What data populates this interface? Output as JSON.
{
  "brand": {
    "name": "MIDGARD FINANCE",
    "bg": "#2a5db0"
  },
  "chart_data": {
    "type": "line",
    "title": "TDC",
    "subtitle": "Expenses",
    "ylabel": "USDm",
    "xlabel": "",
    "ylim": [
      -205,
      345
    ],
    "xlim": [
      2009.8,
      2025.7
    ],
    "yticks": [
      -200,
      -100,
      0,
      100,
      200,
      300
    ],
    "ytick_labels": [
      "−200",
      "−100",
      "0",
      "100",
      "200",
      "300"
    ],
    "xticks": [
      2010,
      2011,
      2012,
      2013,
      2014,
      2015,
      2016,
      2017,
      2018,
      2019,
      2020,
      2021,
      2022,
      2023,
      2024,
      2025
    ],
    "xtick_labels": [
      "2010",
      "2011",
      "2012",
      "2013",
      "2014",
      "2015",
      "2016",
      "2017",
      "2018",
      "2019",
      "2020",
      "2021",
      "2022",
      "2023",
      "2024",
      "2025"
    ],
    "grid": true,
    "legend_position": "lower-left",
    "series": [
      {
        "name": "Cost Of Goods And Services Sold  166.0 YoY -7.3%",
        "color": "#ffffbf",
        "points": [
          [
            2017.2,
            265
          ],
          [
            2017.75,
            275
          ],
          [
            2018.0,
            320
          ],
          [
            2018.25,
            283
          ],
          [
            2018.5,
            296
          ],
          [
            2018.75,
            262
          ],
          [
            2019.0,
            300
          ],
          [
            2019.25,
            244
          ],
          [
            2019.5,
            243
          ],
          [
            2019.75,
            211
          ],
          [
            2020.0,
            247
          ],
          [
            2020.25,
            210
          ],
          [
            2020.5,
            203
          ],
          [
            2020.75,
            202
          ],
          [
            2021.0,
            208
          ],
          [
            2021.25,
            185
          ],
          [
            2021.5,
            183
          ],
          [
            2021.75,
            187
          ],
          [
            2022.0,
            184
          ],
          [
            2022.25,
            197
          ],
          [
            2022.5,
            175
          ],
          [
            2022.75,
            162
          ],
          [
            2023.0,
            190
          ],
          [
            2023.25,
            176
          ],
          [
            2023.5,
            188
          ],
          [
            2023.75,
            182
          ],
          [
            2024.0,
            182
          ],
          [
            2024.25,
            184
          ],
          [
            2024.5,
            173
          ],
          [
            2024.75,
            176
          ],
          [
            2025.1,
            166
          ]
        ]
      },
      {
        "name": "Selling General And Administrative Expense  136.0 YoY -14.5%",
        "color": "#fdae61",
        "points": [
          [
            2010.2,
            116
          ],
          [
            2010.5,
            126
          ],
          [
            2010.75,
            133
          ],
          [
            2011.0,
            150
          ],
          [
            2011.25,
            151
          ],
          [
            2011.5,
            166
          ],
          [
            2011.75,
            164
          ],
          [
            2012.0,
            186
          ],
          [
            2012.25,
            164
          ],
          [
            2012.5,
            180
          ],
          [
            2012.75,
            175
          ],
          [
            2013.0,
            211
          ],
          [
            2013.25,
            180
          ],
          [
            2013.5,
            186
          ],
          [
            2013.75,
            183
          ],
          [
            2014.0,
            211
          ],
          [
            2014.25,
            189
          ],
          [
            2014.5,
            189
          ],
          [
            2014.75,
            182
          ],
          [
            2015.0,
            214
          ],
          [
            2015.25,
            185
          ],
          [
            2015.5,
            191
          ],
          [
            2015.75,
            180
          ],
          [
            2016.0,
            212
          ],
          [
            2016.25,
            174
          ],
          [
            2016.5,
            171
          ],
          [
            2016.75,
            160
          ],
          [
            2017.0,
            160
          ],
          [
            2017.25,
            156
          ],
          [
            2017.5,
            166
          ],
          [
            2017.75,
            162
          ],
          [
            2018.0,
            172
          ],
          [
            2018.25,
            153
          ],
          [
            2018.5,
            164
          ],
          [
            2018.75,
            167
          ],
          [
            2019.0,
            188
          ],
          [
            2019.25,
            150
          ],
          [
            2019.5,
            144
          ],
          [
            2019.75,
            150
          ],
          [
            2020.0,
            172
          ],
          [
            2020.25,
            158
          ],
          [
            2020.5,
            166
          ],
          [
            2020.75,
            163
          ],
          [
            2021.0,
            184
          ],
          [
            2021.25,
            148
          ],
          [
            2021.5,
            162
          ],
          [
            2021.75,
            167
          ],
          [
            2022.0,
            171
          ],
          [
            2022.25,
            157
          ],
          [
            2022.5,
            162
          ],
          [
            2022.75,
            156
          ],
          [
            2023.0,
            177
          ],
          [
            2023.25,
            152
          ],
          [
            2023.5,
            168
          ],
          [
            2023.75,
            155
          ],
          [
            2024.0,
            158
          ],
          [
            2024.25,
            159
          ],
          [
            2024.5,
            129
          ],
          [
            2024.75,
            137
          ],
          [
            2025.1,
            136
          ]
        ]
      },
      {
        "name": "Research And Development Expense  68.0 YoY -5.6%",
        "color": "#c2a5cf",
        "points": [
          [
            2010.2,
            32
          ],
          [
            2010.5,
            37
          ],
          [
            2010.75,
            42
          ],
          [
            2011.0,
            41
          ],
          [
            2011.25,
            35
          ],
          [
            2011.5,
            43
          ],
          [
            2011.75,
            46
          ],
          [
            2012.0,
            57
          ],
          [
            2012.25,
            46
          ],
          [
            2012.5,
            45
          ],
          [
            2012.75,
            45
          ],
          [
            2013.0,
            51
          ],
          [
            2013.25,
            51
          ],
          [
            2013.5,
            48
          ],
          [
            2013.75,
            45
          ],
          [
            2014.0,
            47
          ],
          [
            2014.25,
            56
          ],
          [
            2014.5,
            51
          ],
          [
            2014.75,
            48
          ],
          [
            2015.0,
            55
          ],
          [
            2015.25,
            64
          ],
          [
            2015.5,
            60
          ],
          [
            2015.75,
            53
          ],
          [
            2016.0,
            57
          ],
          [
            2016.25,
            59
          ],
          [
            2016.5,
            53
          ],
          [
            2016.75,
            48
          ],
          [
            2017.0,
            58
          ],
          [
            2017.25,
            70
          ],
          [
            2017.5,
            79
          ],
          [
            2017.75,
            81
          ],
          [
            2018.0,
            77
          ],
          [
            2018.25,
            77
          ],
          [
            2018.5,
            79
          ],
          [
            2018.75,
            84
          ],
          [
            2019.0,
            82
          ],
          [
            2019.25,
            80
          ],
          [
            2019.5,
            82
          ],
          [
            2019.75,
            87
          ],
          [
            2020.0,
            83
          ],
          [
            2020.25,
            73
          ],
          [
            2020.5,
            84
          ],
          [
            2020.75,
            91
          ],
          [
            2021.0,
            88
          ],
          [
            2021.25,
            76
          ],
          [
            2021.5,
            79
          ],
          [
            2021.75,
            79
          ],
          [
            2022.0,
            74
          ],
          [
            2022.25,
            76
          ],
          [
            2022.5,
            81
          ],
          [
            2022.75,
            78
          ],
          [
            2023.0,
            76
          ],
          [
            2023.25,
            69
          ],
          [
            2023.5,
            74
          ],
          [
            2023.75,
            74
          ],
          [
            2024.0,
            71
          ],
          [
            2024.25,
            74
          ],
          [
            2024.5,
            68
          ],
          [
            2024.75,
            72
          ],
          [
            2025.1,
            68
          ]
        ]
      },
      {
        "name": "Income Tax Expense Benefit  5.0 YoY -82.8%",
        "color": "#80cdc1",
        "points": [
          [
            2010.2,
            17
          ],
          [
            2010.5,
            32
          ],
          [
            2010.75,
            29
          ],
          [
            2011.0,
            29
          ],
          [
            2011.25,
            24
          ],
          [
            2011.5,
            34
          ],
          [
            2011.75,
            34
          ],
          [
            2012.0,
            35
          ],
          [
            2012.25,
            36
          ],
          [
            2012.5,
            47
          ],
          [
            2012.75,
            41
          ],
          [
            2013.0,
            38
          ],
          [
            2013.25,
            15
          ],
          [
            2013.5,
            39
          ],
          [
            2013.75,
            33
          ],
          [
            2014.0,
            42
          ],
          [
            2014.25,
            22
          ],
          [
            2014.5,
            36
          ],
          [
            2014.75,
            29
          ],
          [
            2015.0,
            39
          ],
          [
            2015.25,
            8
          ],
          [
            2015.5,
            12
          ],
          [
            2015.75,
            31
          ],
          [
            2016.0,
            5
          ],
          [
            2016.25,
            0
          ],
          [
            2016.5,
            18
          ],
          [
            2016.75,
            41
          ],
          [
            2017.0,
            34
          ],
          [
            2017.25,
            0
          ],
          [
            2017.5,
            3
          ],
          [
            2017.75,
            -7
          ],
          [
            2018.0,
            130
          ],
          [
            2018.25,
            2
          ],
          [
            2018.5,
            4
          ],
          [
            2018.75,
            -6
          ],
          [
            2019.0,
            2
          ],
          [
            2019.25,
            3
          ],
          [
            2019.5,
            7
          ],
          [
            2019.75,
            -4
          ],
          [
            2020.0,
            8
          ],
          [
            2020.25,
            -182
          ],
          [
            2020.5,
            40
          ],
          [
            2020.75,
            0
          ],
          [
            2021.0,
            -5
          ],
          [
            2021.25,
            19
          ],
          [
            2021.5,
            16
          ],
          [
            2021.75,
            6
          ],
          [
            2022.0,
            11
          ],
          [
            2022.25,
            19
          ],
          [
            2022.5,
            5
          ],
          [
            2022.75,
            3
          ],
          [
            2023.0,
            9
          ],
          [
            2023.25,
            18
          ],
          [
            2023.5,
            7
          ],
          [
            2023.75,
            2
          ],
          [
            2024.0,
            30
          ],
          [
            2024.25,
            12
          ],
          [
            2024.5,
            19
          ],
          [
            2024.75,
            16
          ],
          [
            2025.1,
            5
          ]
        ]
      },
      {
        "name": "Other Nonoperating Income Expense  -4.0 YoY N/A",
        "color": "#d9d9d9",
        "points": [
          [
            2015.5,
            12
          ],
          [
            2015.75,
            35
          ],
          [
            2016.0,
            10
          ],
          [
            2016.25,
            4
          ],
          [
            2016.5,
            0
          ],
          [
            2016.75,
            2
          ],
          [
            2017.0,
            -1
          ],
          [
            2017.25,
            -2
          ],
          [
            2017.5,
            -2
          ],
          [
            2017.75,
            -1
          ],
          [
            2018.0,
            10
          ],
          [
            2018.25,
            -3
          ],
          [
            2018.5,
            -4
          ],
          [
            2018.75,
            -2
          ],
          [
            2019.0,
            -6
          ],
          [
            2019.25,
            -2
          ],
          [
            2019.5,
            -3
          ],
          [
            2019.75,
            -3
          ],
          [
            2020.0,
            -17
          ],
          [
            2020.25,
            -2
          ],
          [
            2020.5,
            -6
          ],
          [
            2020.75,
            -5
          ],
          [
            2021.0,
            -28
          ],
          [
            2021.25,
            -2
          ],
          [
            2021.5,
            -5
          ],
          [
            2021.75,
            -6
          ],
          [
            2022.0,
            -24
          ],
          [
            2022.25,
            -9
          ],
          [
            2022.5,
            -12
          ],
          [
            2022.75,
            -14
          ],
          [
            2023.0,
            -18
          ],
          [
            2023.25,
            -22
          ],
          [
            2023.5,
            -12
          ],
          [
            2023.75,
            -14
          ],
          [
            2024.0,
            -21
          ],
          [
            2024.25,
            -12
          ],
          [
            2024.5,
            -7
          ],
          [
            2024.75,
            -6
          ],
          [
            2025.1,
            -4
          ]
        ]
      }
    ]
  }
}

Given request:
In how many lines does the word "color" appear? Respond with the number alone.

Response to this exercise:
5